▸ Exercise directions: Exactly as they appear, output all of the entries.

Data items
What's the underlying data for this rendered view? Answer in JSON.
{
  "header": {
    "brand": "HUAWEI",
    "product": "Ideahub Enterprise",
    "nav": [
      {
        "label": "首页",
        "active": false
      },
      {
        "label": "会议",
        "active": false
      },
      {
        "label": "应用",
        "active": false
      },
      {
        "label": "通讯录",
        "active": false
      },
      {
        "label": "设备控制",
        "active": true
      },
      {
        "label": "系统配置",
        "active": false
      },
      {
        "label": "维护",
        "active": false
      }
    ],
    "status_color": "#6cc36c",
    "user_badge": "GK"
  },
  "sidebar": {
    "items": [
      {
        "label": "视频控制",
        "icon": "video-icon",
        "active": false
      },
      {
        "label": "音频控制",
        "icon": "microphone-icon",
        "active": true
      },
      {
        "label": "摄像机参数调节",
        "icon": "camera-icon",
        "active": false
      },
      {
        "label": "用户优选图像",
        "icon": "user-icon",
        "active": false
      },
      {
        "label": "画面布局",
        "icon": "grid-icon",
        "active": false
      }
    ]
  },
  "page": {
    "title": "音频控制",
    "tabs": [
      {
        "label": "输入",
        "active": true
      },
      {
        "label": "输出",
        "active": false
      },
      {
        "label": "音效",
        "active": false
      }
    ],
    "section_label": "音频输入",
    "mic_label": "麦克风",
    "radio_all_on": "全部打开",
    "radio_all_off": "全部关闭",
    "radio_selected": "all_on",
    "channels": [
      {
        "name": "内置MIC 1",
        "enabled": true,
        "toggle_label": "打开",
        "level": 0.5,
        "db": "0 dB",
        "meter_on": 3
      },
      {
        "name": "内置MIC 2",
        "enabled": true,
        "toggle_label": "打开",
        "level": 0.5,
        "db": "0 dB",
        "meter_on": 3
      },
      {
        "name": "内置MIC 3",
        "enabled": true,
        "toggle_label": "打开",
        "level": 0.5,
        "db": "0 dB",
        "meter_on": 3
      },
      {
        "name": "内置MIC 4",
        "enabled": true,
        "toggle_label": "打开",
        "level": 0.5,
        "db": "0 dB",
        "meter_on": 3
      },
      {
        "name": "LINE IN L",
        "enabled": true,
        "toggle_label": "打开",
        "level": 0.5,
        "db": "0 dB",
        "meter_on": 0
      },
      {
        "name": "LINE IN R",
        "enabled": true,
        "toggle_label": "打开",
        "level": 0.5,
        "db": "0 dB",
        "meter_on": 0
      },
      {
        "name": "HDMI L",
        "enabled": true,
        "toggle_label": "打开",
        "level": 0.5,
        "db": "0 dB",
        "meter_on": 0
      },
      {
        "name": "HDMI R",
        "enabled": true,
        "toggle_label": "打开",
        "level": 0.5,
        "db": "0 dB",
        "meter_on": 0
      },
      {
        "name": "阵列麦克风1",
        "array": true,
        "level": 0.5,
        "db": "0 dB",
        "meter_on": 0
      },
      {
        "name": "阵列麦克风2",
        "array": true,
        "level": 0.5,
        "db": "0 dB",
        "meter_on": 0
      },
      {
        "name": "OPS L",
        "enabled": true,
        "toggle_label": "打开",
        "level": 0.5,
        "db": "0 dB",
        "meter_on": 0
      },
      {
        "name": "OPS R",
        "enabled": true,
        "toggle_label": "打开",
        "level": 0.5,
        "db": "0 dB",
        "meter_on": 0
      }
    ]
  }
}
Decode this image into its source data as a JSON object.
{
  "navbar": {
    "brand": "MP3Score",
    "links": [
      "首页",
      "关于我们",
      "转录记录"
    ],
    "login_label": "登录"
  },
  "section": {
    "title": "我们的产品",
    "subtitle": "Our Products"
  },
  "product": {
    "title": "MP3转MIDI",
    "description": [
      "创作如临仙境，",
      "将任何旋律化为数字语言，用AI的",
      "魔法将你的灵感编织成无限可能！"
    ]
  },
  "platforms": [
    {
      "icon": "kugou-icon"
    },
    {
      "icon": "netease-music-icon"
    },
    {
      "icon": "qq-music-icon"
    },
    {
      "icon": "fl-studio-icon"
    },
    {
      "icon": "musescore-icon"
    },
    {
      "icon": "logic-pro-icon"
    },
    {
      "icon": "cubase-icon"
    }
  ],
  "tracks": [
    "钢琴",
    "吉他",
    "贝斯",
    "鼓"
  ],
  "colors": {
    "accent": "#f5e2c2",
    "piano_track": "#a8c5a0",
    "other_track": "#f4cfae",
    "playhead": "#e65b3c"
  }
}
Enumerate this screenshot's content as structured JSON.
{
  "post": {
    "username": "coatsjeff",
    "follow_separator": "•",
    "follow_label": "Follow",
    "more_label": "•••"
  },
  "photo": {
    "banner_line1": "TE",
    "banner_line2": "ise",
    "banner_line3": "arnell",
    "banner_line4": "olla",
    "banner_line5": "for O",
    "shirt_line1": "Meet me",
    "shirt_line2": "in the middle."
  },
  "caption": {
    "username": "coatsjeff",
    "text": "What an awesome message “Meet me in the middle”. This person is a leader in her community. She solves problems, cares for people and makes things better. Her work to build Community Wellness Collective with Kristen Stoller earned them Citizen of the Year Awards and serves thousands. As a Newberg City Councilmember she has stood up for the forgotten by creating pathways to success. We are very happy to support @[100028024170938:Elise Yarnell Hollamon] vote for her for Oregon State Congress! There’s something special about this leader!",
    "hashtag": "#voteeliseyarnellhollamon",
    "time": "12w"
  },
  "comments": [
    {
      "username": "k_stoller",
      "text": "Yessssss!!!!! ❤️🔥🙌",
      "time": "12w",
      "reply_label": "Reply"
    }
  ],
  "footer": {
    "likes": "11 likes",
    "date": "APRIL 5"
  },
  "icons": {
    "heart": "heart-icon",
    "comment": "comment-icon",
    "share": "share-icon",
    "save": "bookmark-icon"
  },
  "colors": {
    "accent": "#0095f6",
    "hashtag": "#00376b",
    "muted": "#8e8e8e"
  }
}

▸ Result for this exercise:
What's the underlying data for this rendered view? Answer in JSON.
{
  "header": {
    "brand": "HUAWEI",
    "product": "Ideahub Enterprise",
    "nav": [
      {
        "label": "首页",
        "active": false
      },
      {
        "label": "会议",
        "active": false
      },
      {
        "label": "应用",
        "active": false
      },
      {
        "label": "通讯录",
        "active": false
      },
      {
        "label": "设备控制",
        "active": true
      },
      {
        "label": "系统配置",
        "active": false
      },
      {
        "label": "维护",
        "active": false
      }
    ],
    "status_color": "#6cc36c",
    "user_badge": "GK"
  },
  "sidebar": {
    "items": [
      {
        "label": "视频控制",
        "icon": "video-icon",
        "active": false
      },
      {
        "label": "音频控制",
        "icon": "microphone-icon",
        "active": true
      },
      {
        "label": "摄像机参数调节",
        "icon": "camera-icon",
        "active": false
      },
      {
        "label": "用户优选图像",
        "icon": "user-icon",
        "active": false
      },
      {
        "label": "画面布局",
        "icon": "grid-icon",
        "active": false
      }
    ]
  },
  "page": {
    "title": "音频控制",
    "tabs": [
      {
        "label": "输入",
        "active": true
      },
      {
        "label": "输出",
        "active": false
      },
      {
        "label": "音效",
        "active": false
      }
    ],
    "section_label": "音频输入",
    "mic_label": "麦克风",
    "radio_all_on": "全部打开",
    "radio_all_off": "全部关闭",
    "radio_selected": "all_on",
    "channels": [
      {
        "name": "内置MIC 1",
        "enabled": true,
        "toggle_label": "打开",
        "level": 0.5,
        "db": "0 dB",
        "meter_on": 3
      },
      {
        "name": "内置MIC 2",
        "enabled": true,
        "toggle_label": "打开",
        "level": 0.5,
        "db": "0 dB",
        "meter_on": 3
      },
      {
        "name": "内置MIC 3",
        "enabled": true,
        "toggle_label": "打开",
        "level": 0.5,
        "db": "0 dB",
        "meter_on": 3
      },
      {
        "name": "内置MIC 4",
        "enabled": true,
        "toggle_label": "打开",
        "level": 0.5,
        "db": "0 dB",
        "meter_on": 3
      },
      {
        "name": "LINE IN L",
        "enabled": true,
        "toggle_label": "打开",
        "level": 0.5,
        "db": "0 dB",
        "meter_on": 0
      },
      {
        "name": "LINE IN R",
        "enabled": true,
        "toggle_label": "打开",
        "level": 0.5,
        "db": "0 dB",
        "meter_on": 0
      },
      {
        "name": "HDMI L",
        "enabled": true,
        "toggle_label": "打开",
        "level": 0.5,
        "db": "0 dB",
        "meter_on": 0
      },
      {
        "name": "HDMI R",
        "enabled": true,
        "toggle_label": "打开",
        "level": 0.5,
        "db": "0 dB",
        "meter_on": 0
      },
      {
        "name": "阵列麦克风1",
        "array": true,
        "level": 0.5,
        "db": "0 dB",
        "meter_on": 0
      },
      {
        "name": "阵列麦克风2",
        "array": true,
        "level": 0.5,
        "db": "0 dB",
        "meter_on": 0
      },
      {
        "name": "OPS L",
        "enabled": true,
        "toggle_label": "打开",
        "level": 0.5,
        "db": "0 dB",
        "meter_on": 0
      },
      {
        "name": "OPS R",
        "enabled": true,
        "toggle_label": "打开",
        "level": 0.5,
        "db": "0 dB",
        "meter_on": 0
      }
    ]
  }
}
Decode this image into its source data as a JSON object.
{
  "navbar": {
    "brand": "MP3Score",
    "links": [
      "首页",
      "关于我们",
      "转录记录"
    ],
    "login_label": "登录"
  },
  "section": {
    "title": "我们的产品",
    "subtitle": "Our Products"
  },
  "product": {
    "title": "MP3转MIDI",
    "description": [
      "创作如临仙境，",
      "将任何旋律化为数字语言，用AI的",
      "魔法将你的灵感编织成无限可能！"
    ]
  },
  "platforms": [
    {
      "icon": "kugou-icon"
    },
    {
      "icon": "netease-music-icon"
    },
    {
      "icon": "qq-music-icon"
    },
    {
      "icon": "fl-studio-icon"
    },
    {
      "icon": "musescore-icon"
    },
    {
      "icon": "logic-pro-icon"
    },
    {
      "icon": "cubase-icon"
    }
  ],
  "tracks": [
    "钢琴",
    "吉他",
    "贝斯",
    "鼓"
  ],
  "colors": {
    "accent": "#f5e2c2",
    "piano_track": "#a8c5a0",
    "other_track": "#f4cfae",
    "playhead": "#e65b3c"
  }
}
Enumerate this screenshot's content as structured JSON.
{
  "post": {
    "username": "coatsjeff",
    "follow_separator": "•",
    "follow_label": "Follow",
    "more_label": "•••"
  },
  "photo": {
    "banner_line1": "TE",
    "banner_line2": "ise",
    "banner_line3": "arnell",
    "banner_line4": "olla",
    "banner_line5": "for O",
    "shirt_line1": "Meet me",
    "shirt_line2": "in the middle."
  },
  "caption": {
    "username": "coatsjeff",
    "text": "What an awesome message “Meet me in the middle”. This person is a leader in her community. She solves problems, cares for people and makes things better. Her work to build Community Wellness Collective with Kristen Stoller earned them Citizen of the Year Awards and serves thousands. As a Newberg City Councilmember she has stood up for the forgotten by creating pathways to success. We are very happy to support @[100028024170938:Elise Yarnell Hollamon] vote for her for Oregon State Congress! There’s something special about this leader!",
    "hashtag": "#voteeliseyarnellhollamon",
    "time": "12w"
  },
  "comments": [
    {
      "username": "k_stoller",
      "text": "Yessssss!!!!! ❤️🔥🙌",
      "time": "12w",
      "reply_label": "Reply"
    }
  ],
  "footer": {
    "likes": "11 likes",
    "date": "APRIL 5"
  },
  "icons": {
    "heart": "heart-icon",
    "comment": "comment-icon",
    "share": "share-icon",
    "save": "bookmark-icon"
  },
  "colors": {
    "accent": "#0095f6",
    "hashtag": "#00376b",
    "muted": "#8e8e8e"
  }
}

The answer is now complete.